### GIVEN PROBLEM
Quote the whole listing verbatim.

### DATA RECORDS

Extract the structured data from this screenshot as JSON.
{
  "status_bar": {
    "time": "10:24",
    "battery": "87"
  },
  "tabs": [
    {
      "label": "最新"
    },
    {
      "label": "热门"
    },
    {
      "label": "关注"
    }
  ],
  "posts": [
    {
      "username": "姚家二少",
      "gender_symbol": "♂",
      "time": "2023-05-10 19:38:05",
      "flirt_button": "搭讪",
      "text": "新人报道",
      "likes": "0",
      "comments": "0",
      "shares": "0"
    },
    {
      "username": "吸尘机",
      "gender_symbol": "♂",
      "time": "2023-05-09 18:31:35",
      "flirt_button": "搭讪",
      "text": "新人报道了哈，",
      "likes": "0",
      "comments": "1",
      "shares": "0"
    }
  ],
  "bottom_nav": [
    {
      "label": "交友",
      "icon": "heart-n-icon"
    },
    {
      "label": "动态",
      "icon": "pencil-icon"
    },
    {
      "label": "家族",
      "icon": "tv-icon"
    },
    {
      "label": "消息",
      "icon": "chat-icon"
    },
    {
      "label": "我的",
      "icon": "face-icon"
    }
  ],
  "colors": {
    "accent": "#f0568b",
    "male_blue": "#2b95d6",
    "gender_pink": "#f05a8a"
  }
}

### CORRECT RESULT
Extract the structured data from this screenshot as JSON.
{
  "status_bar": {
    "time": "10:24",
    "battery": "87"
  },
  "tabs": [
    {
      "label": "最新"
    },
    {
      "label": "热门"
    },
    {
      "label": "关注"
    }
  ],
  "posts": [
    {
      "username": "姚家二少",
      "gender_symbol": "♂",
      "time": "2023-05-10 19:38:05",
      "flirt_button": "搭讪",
      "text": "新人报道",
      "likes": "0",
      "comments": "0",
      "shares": "0"
    },
    {
      "username": "吸尘机",
      "gender_symbol": "♂",
      "time": "2023-05-09 18:31:35",
      "flirt_button": "搭讪",
      "text": "新人报道了哈，",
      "likes": "0",
      "comments": "1",
      "shares": "0"
    }
  ],
  "bottom_nav": [
    {
      "label": "交友",
      "icon": "heart-n-icon"
    },
    {
      "label": "动态",
      "icon": "pencil-icon"
    },
    {
      "label": "家族",
      "icon": "tv-icon"
    },
    {
      "label": "消息",
      "icon": "chat-icon"
    },
    {
      "label": "我的",
      "icon": "face-icon"
    }
  ],
  "colors": {
    "accent": "#f0568b",
    "male_blue": "#2b95d6",
    "gender_pink": "#f05a8a"
  }
}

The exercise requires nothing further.